- _Goal of the exercise_
Reproduce the full listing that appears beneath this instruction exactly.

- _Data for this task_
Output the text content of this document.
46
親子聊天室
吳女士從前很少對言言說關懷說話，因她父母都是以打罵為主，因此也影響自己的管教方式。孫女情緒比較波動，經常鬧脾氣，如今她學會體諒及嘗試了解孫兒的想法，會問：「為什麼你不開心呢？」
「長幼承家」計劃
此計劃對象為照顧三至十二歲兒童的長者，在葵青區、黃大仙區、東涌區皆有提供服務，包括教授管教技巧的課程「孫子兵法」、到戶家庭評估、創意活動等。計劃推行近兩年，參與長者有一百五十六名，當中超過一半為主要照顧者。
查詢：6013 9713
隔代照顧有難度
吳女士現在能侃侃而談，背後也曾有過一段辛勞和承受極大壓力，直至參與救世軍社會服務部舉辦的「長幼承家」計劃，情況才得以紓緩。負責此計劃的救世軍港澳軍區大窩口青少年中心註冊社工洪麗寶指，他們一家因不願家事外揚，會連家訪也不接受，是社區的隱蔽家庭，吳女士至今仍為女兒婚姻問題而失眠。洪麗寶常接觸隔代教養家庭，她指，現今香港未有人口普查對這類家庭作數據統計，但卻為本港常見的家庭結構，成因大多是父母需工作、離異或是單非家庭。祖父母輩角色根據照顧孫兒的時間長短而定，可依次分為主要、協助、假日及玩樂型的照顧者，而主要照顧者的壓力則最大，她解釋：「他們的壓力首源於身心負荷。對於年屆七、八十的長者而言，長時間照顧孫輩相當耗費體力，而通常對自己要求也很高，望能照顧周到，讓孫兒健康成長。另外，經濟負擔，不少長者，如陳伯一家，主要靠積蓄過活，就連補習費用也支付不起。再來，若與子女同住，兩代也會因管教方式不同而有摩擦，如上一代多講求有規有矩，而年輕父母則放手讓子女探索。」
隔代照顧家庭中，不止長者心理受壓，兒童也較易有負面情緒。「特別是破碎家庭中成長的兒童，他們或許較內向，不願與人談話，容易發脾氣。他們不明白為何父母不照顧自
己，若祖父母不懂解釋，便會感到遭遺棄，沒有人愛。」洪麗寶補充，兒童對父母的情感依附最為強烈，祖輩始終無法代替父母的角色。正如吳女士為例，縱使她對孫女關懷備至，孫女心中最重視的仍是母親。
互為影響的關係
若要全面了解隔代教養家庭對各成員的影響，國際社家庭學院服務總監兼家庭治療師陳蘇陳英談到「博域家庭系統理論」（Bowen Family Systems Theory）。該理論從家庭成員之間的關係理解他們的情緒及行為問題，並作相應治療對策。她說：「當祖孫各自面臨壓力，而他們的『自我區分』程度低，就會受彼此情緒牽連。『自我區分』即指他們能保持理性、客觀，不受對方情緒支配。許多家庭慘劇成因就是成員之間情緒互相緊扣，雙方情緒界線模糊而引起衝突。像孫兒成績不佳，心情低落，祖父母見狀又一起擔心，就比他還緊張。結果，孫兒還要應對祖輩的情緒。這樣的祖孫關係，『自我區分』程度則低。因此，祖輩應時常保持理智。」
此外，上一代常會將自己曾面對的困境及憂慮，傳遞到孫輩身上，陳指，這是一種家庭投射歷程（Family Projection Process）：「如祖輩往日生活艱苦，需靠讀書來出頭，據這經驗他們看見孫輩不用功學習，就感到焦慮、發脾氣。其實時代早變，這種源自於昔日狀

- _Output of the task_
Output the text content of this document.
46
親子聊天室
吳女士從前很少對言言說關懷說話，因她父母都是以打罵為主，因此也影響自己的管教方式。孫女情緒比較波動，經常鬧脾氣，如今她學會體諒及嘗試了解孫兒的想法，會問：「為什麼你不開心呢？」
「長幼承家」計劃
此計劃對象為照顧三至十二歲兒童的長者，在葵青區、黃大仙區、東涌區皆有提供服務，包括教授管教技巧的課程「孫子兵法」、到戶家庭評估、創意活動等。計劃推行近兩年，參與長者有一百五十六名，當中超過一半為主要照顧者。
查詢：6013 9713
隔代照顧有難度
吳女士現在能侃侃而談，背後也曾有過一段辛勞和承受極大壓力，直至參與救世軍社會服務部舉辦的「長幼承家」計劃，情況才得以紓緩。負責此計劃的救世軍港澳軍區大窩口青少年中心註冊社工洪麗寶指，他們一家因不願家事外揚，會連家訪也不接受，是社區的隱蔽家庭，吳女士至今仍為女兒婚姻問題而失眠。洪麗寶常接觸隔代教養家庭，她指，現今香港未有人口普查對這類家庭作數據統計，但卻為本港常見的家庭結構，成因大多是父母需工作、離異或是單非家庭。祖父母輩角色根據照顧孫兒的時間長短而定，可依次分為主要、協助、假日及玩樂型的照顧者，而主要照顧者的壓力則最大，她解釋：「他們的壓力首源於身心負荷。對於年屆七、八十的長者而言，長時間照顧孫輩相當耗費體力，而通常對自己要求也很高，望能照顧周到，讓孫兒健康成長。另外，經濟負擔，不少長者，如陳伯一家，主要靠積蓄過活，就連補習費用也支付不起。再來，若與子女同住，兩代也會因管教方式不同而有摩擦，如上一代多講求有規有矩，而年輕父母則放手讓子女探索。」
隔代照顧家庭中，不止長者心理受壓，兒童也較易有負面情緒。「特別是破碎家庭中成長的兒童，他們或許較內向，不願與人談話，容易發脾氣。他們不明白為何父母不照顧自
己，若祖父母不懂解釋，便會感到遭遺棄，沒有人愛。」洪麗寶補充，兒童對父母的情感依附最為強烈，祖輩始終無法代替父母的角色。正如吳女士為例，縱使她對孫女關懷備至，孫女心中最重視的仍是母親。
互為影響的關係
若要全面了解隔代教養家庭對各成員的影響，國際社家庭學院服務總監兼家庭治療師陳蘇陳英談到「博域家庭系統理論」（Bowen Family Systems Theory）。該理論從家庭成員之間的關係理解他們的情緒及行為問題，並作相應治療對策。她說：「當祖孫各自面臨壓力，而他們的『自我區分』程度低，就會受彼此情緒牽連。『自我區分』即指他們能保持理性、客觀，不受對方情緒支配。許多家庭慘劇成因就是成員之間情緒互相緊扣，雙方情緒界線模糊而引起衝突。像孫兒成績不佳，心情低落，祖父母見狀又一起擔心，就比他還緊張。結果，孫兒還要應對祖輩的情緒。這樣的祖孫關係，『自我區分』程度則低。因此，祖輩應時常保持理智。」
此外，上一代常會將自己曾面對的困境及憂慮，傳遞到孫輩身上，陳指，這是一種家庭投射歷程（Family Projection Process）：「如祖輩往日生活艱苦，需靠讀書來出頭，據這經驗他們看見孫輩不用功學習，就感到焦慮、發脾氣。其實時代早變，這種源自於昔日狀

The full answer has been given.